--- Given request ---
Using the data below, gather each line that includes the word "المالحة".

--- Listed entries ---
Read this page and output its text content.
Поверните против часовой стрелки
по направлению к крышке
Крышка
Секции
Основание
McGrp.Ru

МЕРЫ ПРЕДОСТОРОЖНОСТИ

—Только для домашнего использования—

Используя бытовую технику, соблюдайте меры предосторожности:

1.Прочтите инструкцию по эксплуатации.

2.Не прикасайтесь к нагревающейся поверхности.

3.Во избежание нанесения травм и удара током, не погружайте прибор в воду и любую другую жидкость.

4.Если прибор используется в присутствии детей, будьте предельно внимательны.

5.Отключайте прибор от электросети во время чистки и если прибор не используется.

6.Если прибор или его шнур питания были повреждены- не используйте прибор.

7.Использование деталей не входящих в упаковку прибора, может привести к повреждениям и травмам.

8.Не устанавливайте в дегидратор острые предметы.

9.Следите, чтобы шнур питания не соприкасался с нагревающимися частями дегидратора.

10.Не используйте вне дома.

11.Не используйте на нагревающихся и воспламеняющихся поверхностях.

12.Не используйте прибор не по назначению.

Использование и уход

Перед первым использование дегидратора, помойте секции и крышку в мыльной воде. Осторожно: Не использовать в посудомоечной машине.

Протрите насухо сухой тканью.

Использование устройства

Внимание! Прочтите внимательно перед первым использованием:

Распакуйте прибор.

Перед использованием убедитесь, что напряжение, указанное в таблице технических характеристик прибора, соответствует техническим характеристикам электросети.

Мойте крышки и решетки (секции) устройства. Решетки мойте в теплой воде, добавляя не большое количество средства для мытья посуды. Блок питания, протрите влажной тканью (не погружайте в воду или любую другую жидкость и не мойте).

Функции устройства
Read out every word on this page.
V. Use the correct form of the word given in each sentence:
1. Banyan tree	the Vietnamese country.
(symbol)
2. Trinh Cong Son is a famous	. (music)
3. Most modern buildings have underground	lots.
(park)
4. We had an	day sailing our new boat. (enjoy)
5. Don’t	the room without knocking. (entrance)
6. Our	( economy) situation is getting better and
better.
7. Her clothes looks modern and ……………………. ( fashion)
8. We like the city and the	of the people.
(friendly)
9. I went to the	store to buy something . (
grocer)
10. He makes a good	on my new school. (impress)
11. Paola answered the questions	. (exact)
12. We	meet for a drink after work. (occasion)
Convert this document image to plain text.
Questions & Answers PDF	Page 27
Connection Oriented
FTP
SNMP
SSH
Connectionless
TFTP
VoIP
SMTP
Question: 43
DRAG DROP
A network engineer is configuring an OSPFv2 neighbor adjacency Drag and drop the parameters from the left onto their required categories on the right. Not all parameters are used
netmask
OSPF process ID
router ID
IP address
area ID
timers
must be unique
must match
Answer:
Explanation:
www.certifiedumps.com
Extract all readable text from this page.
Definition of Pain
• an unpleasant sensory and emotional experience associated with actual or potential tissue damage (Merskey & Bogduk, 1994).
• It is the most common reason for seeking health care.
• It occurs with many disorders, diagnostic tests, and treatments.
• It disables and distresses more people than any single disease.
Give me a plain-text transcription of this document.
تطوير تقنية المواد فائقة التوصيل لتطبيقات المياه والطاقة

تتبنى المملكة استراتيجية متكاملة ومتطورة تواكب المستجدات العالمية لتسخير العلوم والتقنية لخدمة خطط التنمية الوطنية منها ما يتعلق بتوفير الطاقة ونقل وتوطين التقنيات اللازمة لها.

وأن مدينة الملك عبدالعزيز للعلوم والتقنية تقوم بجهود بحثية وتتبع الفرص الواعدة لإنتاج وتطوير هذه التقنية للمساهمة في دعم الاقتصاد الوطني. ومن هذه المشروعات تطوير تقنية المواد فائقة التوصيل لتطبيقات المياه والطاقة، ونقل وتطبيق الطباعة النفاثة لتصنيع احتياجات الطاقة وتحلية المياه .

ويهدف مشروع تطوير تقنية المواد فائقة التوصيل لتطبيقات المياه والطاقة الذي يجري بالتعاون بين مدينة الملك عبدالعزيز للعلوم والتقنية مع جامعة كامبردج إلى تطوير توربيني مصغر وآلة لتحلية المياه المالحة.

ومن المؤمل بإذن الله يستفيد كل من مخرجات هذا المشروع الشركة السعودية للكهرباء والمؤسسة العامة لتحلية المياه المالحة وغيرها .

--- Answer ---
ويهدف مشروع تطوير تقنية المواد فائقة التوصيل لتطبيقات المياه والطاقة الذي يجري بالتعاون بين مدينة الملك عبدالعزيز للعلوم والتقنية مع جامعة كامبردج إلى تطوير توربيني مصغر وآلة لتحلية المياه المالحة.
ومن المؤمل بإذن الله يستفيد كل من مخرجات هذا المشروع الشركة السعودية للكهرباء والمؤسسة العامة لتحلية المياه المالحة وغيرها .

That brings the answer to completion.